» EXERCISE INSTRUCTIONS
The records below are to be repeated in full, exactly as they are.

» INPUT FOR THIS TASK
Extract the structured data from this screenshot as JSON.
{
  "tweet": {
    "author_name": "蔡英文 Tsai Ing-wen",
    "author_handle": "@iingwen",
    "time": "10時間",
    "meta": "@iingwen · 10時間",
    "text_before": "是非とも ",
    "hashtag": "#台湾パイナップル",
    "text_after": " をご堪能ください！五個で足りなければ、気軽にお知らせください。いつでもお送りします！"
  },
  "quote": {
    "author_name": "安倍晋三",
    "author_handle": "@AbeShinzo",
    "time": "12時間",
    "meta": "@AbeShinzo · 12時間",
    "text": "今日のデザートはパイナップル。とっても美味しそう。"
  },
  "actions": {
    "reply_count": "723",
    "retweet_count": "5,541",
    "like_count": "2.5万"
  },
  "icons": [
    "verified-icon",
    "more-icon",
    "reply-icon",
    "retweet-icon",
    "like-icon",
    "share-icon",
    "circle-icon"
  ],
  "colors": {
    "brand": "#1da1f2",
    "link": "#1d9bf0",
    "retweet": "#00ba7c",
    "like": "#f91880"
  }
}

» SOLUTION FOR THIS PROBLEM
Extract the structured data from this screenshot as JSON.
{
  "tweet": {
    "author_name": "蔡英文 Tsai Ing-wen",
    "author_handle": "@iingwen",
    "time": "10時間",
    "meta": "@iingwen · 10時間",
    "text_before": "是非とも ",
    "hashtag": "#台湾パイナップル",
    "text_after": " をご堪能ください！五個で足りなければ、気軽にお知らせください。いつでもお送りします！"
  },
  "quote": {
    "author_name": "安倍晋三",
    "author_handle": "@AbeShinzo",
    "time": "12時間",
    "meta": "@AbeShinzo · 12時間",
    "text": "今日のデザートはパイナップル。とっても美味しそう。"
  },
  "actions": {
    "reply_count": "723",
    "retweet_count": "5,541",
    "like_count": "2.5万"
  },
  "icons": [
    "verified-icon",
    "more-icon",
    "reply-icon",
    "retweet-icon",
    "like-icon",
    "share-icon",
    "circle-icon"
  ],
  "colors": {
    "brand": "#1da1f2",
    "link": "#1d9bf0",
    "retweet": "#00ba7c",
    "like": "#f91880"
  }
}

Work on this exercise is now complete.